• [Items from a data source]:
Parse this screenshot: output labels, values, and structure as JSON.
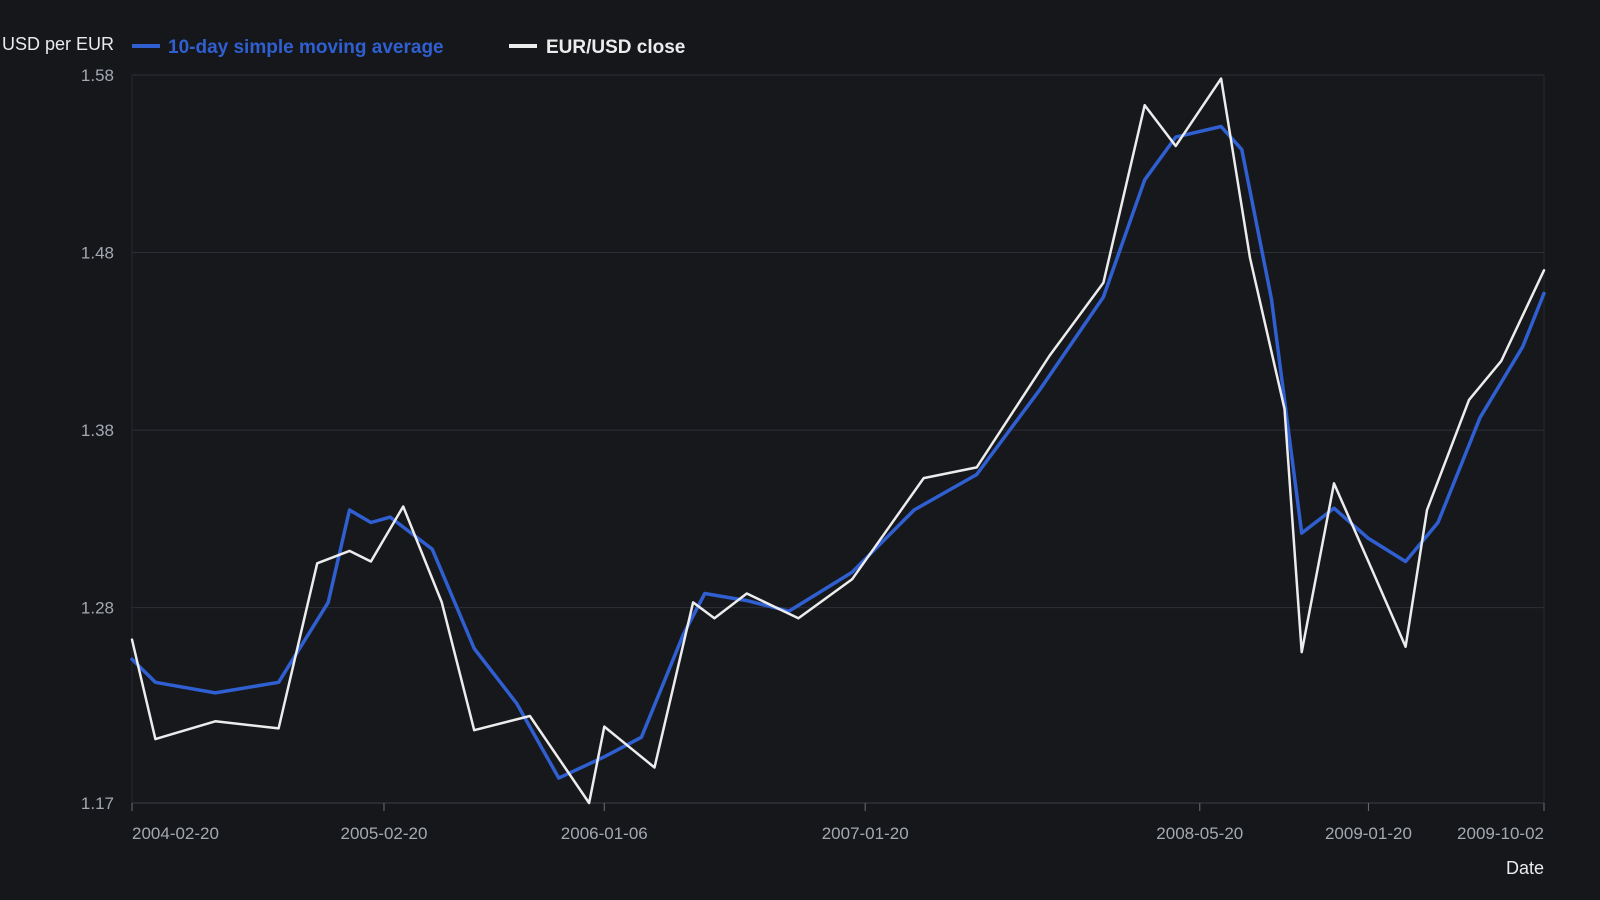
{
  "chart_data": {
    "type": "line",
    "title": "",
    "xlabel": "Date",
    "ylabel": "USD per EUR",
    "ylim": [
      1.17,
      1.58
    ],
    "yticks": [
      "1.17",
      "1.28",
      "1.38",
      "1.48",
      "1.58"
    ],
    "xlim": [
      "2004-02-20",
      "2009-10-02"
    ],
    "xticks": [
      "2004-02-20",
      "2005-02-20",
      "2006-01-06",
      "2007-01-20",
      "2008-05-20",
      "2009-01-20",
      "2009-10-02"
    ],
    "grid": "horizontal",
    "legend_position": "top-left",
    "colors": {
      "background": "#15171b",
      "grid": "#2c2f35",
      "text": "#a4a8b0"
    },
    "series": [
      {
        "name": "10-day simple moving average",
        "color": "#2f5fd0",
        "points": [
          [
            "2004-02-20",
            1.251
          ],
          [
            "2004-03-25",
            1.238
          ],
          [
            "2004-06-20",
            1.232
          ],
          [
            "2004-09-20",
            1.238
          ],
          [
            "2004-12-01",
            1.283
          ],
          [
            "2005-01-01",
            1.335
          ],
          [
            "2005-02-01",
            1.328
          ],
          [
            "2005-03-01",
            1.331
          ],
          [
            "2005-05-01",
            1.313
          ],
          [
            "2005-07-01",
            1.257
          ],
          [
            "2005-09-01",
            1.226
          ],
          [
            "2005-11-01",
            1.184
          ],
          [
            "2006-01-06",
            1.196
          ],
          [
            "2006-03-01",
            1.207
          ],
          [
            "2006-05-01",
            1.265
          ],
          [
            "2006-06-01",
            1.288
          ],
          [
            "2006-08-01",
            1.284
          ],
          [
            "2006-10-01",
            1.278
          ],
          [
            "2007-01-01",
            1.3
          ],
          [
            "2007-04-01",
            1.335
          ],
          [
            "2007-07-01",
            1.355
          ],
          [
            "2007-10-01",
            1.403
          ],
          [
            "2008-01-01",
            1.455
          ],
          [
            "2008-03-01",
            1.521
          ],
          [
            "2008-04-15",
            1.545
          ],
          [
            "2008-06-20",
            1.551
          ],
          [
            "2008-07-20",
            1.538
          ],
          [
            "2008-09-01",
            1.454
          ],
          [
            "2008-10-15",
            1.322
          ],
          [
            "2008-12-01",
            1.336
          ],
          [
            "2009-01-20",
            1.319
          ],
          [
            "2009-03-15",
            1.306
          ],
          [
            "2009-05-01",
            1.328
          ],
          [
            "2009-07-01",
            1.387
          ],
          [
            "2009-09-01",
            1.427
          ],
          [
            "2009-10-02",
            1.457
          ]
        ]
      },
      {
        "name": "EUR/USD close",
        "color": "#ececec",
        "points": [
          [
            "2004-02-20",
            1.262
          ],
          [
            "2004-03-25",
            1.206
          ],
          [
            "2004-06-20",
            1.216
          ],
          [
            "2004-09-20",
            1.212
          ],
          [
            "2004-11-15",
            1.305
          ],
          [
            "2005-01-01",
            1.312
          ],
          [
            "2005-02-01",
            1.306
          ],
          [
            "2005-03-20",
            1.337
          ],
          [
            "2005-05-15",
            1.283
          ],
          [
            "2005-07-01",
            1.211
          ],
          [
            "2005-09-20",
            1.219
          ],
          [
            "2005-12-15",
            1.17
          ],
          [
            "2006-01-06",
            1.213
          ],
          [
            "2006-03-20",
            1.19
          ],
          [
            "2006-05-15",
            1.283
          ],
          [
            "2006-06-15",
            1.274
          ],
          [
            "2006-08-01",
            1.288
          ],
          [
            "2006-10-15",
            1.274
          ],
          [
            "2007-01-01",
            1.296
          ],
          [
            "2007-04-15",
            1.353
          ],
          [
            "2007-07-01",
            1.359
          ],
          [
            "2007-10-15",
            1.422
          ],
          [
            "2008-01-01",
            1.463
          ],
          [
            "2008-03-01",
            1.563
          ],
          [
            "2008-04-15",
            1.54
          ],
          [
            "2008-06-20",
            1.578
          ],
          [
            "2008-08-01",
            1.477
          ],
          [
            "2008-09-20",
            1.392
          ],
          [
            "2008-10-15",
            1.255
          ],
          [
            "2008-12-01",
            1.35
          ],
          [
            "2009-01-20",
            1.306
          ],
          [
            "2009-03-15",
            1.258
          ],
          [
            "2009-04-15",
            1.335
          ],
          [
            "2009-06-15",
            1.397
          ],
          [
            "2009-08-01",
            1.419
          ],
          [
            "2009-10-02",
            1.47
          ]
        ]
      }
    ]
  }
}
...
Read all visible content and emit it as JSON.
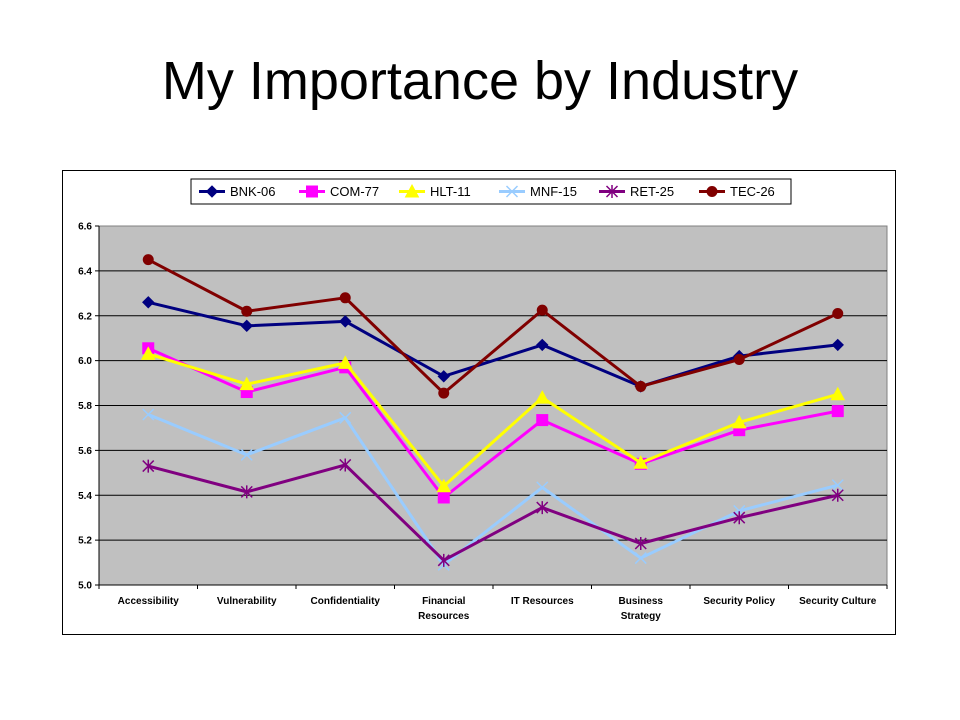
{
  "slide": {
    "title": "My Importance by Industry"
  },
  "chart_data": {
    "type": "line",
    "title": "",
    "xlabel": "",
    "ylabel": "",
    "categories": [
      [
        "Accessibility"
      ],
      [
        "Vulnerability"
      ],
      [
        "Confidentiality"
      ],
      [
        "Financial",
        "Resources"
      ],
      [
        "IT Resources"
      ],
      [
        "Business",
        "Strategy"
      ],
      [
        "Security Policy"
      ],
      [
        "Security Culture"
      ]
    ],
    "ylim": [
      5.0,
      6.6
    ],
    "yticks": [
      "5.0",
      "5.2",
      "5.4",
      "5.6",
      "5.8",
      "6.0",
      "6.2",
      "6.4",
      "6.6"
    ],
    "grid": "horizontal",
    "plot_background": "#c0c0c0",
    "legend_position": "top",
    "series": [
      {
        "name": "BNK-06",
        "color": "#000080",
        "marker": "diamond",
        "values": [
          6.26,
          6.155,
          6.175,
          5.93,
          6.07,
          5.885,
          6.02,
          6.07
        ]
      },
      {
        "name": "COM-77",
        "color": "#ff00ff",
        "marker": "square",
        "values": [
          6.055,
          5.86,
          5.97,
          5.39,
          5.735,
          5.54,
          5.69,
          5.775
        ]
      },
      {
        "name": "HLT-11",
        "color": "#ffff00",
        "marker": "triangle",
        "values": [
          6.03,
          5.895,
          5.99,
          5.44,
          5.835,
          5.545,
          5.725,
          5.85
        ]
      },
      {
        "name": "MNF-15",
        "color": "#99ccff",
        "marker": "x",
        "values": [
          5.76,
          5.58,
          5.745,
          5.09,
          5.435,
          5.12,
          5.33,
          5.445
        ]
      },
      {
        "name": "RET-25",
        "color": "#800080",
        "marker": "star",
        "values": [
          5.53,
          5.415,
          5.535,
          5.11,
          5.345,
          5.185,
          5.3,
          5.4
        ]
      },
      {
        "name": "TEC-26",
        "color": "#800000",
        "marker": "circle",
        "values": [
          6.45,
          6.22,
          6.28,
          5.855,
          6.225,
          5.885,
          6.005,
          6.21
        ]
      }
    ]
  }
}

• [What you are asked to do]:
Where a line of the data holds "marker", show that line.

• [Response below]:
        "marker": "diamond",
        "marker": "square",
        "marker": "triangle",
        "marker": "x",
        "marker": "star",
        "marker": "circle",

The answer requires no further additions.